- **The input**
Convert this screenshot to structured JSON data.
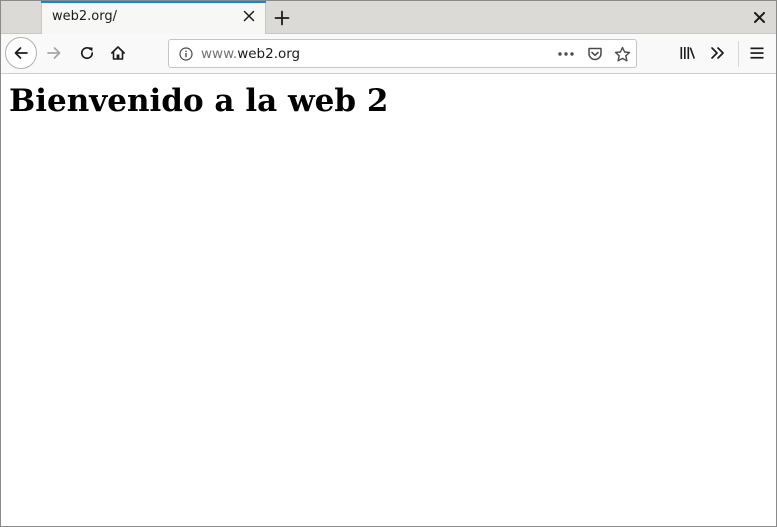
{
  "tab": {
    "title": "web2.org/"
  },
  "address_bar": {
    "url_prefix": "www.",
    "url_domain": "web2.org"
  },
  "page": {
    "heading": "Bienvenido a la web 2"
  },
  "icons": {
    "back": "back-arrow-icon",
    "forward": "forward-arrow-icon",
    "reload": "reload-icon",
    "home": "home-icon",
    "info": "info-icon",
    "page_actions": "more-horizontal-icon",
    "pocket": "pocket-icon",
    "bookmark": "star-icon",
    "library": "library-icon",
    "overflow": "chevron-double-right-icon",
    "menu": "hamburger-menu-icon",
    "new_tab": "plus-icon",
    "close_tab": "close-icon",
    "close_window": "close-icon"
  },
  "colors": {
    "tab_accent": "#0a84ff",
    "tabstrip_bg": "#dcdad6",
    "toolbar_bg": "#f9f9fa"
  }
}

...

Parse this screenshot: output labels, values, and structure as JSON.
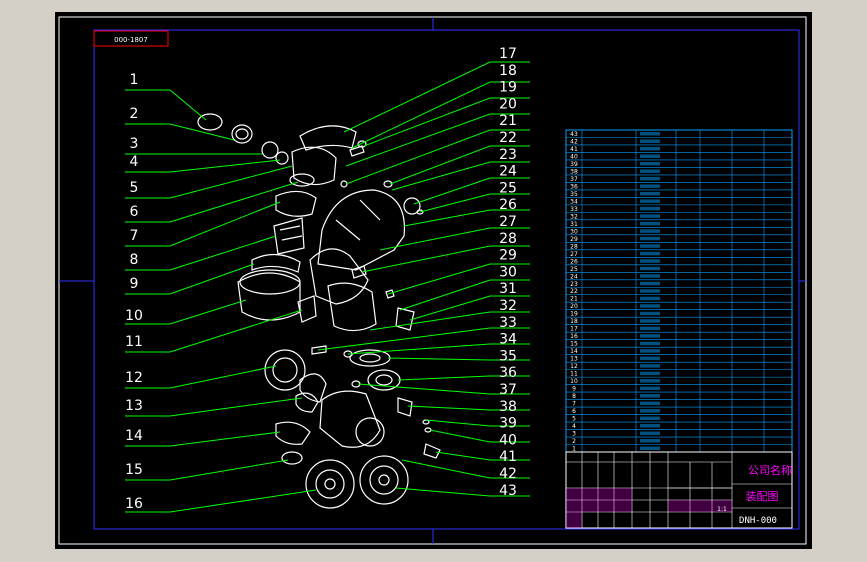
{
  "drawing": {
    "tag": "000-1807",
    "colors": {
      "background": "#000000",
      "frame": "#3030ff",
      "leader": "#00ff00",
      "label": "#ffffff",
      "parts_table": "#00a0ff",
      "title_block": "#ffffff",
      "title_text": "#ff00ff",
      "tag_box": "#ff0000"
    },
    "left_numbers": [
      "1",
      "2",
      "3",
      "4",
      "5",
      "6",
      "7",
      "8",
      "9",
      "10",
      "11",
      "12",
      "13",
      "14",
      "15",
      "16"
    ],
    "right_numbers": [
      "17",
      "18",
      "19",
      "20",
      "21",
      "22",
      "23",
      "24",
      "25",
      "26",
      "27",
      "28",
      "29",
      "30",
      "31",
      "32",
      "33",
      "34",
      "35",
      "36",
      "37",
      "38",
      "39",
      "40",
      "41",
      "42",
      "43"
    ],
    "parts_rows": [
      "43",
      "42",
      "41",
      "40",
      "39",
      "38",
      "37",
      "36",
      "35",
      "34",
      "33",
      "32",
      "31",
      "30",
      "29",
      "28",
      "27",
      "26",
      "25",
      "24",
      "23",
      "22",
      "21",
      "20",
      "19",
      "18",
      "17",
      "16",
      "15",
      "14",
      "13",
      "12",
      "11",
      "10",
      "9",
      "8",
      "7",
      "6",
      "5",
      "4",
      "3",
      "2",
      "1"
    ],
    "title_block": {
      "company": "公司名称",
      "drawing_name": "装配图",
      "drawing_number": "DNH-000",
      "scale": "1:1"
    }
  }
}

- **Task statement**
Scan the entries above and work out how many lines include the word "close"; the reply is that number alone.

- **Reply**
2